### Your instructions
Pull out every line containing the string "xlabel".

----

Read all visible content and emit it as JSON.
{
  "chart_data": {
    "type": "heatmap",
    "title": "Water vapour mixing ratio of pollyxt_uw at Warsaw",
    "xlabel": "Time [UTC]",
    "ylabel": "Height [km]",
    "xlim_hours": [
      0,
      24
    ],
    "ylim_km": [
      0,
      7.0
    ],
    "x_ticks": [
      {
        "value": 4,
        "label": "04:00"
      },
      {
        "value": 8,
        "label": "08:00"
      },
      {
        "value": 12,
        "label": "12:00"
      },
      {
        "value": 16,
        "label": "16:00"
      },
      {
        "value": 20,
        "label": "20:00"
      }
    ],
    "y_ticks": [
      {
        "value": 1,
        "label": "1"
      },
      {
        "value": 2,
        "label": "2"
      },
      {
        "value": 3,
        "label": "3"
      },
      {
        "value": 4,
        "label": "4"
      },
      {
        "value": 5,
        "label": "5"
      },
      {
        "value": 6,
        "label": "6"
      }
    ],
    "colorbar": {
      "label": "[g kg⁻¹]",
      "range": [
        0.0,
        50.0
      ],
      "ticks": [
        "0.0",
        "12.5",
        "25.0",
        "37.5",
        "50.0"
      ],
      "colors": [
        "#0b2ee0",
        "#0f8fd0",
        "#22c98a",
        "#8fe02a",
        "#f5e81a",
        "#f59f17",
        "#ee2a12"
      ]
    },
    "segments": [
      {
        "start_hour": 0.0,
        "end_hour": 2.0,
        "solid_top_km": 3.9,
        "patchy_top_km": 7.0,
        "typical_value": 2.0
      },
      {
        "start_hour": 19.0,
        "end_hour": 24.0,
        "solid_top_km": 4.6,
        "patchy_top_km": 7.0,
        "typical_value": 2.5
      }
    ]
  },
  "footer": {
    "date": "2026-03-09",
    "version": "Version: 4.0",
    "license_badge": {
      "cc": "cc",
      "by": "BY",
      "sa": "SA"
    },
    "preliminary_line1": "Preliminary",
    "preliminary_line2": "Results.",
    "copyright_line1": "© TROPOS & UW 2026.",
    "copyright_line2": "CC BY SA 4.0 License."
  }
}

----

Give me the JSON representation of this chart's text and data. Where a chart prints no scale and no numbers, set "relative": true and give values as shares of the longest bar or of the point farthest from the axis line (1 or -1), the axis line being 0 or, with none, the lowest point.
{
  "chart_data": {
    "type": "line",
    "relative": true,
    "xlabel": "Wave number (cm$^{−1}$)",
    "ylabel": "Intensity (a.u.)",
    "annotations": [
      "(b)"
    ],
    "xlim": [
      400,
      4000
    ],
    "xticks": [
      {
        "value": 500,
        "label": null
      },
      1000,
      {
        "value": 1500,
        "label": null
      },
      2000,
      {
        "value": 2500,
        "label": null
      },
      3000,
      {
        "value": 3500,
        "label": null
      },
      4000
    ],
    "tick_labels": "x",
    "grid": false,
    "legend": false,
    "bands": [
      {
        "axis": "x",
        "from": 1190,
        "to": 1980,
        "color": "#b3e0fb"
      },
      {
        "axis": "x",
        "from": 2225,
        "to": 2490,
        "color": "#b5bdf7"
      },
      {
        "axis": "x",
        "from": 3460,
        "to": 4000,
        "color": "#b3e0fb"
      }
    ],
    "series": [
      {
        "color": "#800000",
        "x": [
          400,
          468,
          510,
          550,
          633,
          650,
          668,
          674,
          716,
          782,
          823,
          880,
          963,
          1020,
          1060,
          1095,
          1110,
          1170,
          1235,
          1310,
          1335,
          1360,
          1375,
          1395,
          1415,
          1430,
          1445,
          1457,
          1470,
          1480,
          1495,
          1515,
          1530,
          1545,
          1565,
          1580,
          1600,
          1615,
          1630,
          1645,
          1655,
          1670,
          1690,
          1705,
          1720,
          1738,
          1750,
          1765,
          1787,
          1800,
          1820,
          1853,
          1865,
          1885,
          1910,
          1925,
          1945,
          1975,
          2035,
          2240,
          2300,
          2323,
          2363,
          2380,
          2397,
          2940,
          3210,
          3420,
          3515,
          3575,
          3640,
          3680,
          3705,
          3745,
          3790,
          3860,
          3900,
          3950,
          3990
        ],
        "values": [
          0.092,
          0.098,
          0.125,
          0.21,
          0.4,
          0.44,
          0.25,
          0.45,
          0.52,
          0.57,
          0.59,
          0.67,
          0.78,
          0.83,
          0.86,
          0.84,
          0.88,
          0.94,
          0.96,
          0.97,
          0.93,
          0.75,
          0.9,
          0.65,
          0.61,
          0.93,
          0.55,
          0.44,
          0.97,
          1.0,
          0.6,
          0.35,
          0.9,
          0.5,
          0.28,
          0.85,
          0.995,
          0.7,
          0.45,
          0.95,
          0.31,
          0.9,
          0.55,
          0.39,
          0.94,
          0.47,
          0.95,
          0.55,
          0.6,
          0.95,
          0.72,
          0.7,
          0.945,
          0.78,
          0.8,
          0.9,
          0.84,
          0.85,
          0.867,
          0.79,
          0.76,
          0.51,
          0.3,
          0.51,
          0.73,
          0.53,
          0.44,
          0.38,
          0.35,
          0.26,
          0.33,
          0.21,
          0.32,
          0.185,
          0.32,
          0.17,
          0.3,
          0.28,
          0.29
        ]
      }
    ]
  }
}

----

### Task answer
    "xlabel": "Time [UTC]",
    "xlabel": "Wave number (cm$^{−1}$)",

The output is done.